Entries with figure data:
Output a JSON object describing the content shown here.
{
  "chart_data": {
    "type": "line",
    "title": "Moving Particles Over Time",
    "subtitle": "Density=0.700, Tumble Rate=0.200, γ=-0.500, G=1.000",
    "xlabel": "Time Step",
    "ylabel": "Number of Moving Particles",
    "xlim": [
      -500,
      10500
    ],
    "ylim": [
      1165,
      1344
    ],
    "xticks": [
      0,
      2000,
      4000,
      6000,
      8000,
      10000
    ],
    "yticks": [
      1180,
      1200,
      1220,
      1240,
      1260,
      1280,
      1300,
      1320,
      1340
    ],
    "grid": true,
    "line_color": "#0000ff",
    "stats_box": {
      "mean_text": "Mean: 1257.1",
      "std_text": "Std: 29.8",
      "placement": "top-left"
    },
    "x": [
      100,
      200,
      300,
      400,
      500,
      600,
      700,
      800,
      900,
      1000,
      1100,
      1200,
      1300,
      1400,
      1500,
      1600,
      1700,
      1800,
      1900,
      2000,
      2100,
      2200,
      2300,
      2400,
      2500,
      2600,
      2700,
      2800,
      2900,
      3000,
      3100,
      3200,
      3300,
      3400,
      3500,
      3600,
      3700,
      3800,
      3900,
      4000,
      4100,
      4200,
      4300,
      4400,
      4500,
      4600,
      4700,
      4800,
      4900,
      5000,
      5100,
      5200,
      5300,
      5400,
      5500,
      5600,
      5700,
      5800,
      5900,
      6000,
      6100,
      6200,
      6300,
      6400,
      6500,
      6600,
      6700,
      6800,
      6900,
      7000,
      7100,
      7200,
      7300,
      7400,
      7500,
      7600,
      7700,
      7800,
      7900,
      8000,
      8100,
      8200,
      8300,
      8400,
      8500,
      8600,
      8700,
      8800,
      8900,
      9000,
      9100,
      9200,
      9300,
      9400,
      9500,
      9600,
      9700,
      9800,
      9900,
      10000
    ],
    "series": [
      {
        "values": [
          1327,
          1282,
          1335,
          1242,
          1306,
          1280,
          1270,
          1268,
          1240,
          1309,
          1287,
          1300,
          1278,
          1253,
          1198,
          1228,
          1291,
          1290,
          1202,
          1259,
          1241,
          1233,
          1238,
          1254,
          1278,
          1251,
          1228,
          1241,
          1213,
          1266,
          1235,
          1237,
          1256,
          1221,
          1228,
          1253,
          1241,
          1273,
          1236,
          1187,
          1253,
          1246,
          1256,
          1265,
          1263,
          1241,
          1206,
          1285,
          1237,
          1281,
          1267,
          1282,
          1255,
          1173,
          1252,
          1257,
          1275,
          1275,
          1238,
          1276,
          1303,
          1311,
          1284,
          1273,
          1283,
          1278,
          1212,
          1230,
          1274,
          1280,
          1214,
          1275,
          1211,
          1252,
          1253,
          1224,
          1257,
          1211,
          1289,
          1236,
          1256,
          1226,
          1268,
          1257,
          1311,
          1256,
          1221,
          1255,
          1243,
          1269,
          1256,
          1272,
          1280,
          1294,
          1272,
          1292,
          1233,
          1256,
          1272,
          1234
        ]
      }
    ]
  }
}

What you need to do: The records above should all be quoted exactly, please.

Answer to the task:
Output a JSON object describing the content shown here.
{
  "chart_data": {
    "type": "line",
    "title": "Moving Particles Over Time",
    "subtitle": "Density=0.700, Tumble Rate=0.200, γ=-0.500, G=1.000",
    "xlabel": "Time Step",
    "ylabel": "Number of Moving Particles",
    "xlim": [
      -500,
      10500
    ],
    "ylim": [
      1165,
      1344
    ],
    "xticks": [
      0,
      2000,
      4000,
      6000,
      8000,
      10000
    ],
    "yticks": [
      1180,
      1200,
      1220,
      1240,
      1260,
      1280,
      1300,
      1320,
      1340
    ],
    "grid": true,
    "line_color": "#0000ff",
    "stats_box": {
      "mean_text": "Mean: 1257.1",
      "std_text": "Std: 29.8",
      "placement": "top-left"
    },
    "x": [
      100,
      200,
      300,
      400,
      500,
      600,
      700,
      800,
      900,
      1000,
      1100,
      1200,
      1300,
      1400,
      1500,
      1600,
      1700,
      1800,
      1900,
      2000,
      2100,
      2200,
      2300,
      2400,
      2500,
      2600,
      2700,
      2800,
      2900,
      3000,
      3100,
      3200,
      3300,
      3400,
      3500,
      3600,
      3700,
      3800,
      3900,
      4000,
      4100,
      4200,
      4300,
      4400,
      4500,
      4600,
      4700,
      4800,
      4900,
      5000,
      5100,
      5200,
      5300,
      5400,
      5500,
      5600,
      5700,
      5800,
      5900,
      6000,
      6100,
      6200,
      6300,
      6400,
      6500,
      6600,
      6700,
      6800,
      6900,
      7000,
      7100,
      7200,
      7300,
      7400,
      7500,
      7600,
      7700,
      7800,
      7900,
      8000,
      8100,
      8200,
      8300,
      8400,
      8500,
      8600,
      8700,
      8800,
      8900,
      9000,
      9100,
      9200,
      9300,
      9400,
      9500,
      9600,
      9700,
      9800,
      9900,
      10000
    ],
    "series": [
      {
        "values": [
          1327,
          1282,
          1335,
          1242,
          1306,
          1280,
          1270,
          1268,
          1240,
          1309,
          1287,
          1300,
          1278,
          1253,
          1198,
          1228,
          1291,
          1290,
          1202,
          1259,
          1241,
          1233,
          1238,
          1254,
          1278,
          1251,
          1228,
          1241,
          1213,
          1266,
          1235,
          1237,
          1256,
          1221,
          1228,
          1253,
          1241,
          1273,
          1236,
          1187,
          1253,
          1246,
          1256,
          1265,
          1263,
          1241,
          1206,
          1285,
          1237,
          1281,
          1267,
          1282,
          1255,
          1173,
          1252,
          1257,
          1275,
          1275,
          1238,
          1276,
          1303,
          1311,
          1284,
          1273,
          1283,
          1278,
          1212,
          1230,
          1274,
          1280,
          1214,
          1275,
          1211,
          1252,
          1253,
          1224,
          1257,
          1211,
          1289,
          1236,
          1256,
          1226,
          1268,
          1257,
          1311,
          1256,
          1221,
          1255,
          1243,
          1269,
          1256,
          1272,
          1280,
          1294,
          1272,
          1292,
          1233,
          1256,
          1272,
          1234
        ]
      }
    ]
  }
}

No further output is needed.